--- BEGIN ---
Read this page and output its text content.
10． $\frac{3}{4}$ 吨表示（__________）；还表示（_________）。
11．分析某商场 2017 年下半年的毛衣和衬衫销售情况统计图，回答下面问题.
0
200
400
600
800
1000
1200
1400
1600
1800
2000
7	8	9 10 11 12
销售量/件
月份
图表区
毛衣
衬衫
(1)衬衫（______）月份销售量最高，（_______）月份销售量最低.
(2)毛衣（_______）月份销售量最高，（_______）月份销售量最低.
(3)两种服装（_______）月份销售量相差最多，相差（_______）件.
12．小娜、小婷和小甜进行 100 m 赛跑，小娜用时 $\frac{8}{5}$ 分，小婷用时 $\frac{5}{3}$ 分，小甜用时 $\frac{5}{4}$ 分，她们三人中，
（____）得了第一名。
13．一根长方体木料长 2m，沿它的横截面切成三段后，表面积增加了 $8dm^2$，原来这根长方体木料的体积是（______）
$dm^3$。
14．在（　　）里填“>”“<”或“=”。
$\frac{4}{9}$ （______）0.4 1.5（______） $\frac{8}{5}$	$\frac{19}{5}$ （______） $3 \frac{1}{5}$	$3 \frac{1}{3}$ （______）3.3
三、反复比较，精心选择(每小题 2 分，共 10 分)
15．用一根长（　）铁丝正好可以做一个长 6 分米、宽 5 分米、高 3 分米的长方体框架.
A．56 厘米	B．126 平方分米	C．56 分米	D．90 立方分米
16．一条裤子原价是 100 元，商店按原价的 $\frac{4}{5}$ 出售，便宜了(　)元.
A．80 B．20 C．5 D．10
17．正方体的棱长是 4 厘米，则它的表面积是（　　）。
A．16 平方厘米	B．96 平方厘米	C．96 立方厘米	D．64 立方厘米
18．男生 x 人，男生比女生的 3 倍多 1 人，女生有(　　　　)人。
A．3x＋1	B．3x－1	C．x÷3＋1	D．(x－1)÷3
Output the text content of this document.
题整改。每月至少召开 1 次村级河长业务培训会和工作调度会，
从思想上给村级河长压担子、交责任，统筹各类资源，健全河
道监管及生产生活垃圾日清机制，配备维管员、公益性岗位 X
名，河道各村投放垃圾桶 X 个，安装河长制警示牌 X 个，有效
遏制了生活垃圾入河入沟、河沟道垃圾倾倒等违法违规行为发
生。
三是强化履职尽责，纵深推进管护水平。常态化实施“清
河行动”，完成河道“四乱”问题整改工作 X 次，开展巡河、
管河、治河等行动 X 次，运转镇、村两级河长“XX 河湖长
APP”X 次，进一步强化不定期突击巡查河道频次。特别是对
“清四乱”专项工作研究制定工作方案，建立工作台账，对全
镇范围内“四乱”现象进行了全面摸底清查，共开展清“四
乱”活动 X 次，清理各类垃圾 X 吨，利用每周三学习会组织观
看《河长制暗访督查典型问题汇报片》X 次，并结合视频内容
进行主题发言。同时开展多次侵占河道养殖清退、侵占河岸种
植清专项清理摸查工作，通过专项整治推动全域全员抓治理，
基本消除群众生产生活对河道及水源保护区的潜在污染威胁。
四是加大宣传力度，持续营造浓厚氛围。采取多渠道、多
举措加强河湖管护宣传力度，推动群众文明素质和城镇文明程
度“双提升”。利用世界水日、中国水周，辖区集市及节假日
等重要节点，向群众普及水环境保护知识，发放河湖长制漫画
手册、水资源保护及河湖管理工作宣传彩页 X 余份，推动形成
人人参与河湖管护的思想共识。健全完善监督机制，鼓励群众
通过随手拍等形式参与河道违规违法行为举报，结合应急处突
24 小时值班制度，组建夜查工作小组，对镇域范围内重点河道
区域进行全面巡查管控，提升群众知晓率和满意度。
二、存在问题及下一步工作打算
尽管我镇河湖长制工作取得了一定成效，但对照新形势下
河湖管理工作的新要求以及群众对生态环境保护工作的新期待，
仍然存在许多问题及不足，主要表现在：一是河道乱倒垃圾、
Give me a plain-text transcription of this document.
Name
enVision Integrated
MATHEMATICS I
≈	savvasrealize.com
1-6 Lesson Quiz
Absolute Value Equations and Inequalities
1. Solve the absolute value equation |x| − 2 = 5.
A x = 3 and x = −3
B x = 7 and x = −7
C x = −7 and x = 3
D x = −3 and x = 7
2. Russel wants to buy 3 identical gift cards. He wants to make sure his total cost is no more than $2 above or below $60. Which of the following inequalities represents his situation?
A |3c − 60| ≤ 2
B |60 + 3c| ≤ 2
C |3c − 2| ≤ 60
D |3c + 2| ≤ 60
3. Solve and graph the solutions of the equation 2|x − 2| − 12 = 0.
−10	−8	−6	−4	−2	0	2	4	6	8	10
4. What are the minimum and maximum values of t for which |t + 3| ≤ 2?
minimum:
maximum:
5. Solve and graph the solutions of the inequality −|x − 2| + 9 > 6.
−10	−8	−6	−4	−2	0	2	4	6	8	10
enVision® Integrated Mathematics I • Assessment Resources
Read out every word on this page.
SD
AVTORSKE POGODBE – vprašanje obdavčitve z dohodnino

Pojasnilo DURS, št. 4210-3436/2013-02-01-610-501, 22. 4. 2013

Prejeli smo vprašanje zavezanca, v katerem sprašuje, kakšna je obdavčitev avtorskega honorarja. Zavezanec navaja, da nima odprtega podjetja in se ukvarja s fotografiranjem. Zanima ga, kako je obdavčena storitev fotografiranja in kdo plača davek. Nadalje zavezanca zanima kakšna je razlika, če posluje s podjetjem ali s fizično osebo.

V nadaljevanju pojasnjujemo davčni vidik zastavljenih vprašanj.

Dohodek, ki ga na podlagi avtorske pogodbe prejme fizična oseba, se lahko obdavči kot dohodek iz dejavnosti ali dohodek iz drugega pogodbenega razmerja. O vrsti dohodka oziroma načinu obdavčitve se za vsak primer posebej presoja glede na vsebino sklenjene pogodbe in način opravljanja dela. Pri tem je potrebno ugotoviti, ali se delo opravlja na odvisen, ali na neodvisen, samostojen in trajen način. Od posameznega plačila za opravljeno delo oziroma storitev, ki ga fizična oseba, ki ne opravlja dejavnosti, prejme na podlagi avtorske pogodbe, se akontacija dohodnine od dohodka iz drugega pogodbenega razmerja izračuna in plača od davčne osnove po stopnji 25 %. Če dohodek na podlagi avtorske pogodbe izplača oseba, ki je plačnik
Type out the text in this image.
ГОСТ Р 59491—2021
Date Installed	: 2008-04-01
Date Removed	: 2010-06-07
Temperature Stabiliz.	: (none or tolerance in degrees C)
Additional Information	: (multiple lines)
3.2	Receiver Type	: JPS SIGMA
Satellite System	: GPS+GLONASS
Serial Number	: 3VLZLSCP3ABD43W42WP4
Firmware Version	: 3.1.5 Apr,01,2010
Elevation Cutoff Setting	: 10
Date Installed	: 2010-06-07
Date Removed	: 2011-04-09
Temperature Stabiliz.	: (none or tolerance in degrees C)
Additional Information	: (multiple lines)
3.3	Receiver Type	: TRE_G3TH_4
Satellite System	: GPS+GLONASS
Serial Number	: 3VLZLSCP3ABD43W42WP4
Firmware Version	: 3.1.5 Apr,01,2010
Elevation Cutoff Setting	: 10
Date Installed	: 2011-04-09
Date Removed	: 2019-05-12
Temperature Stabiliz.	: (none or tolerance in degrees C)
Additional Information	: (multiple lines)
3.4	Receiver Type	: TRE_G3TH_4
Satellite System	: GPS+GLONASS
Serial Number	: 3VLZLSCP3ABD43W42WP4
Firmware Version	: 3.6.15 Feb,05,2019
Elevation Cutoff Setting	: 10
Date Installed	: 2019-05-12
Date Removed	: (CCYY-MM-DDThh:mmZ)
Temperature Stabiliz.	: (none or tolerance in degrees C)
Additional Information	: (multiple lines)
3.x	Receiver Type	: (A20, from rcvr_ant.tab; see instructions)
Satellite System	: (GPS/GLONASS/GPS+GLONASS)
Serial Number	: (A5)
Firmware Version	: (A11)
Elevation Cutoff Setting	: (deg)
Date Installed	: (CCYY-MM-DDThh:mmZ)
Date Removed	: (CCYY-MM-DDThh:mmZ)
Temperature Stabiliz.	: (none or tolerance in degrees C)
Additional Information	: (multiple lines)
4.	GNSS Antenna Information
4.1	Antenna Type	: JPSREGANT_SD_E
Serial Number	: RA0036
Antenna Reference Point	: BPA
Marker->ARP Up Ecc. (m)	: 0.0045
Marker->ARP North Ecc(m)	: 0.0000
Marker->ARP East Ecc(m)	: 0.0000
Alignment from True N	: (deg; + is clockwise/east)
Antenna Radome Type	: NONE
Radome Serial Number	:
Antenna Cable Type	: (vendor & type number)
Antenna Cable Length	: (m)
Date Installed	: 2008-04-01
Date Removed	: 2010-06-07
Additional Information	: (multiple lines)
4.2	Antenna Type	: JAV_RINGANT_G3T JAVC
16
--- END ---
Required task> From the records given above, copy all lines containing "page".

Reply to the exercise>
Read this page and output its text content.
Read out every word on this page.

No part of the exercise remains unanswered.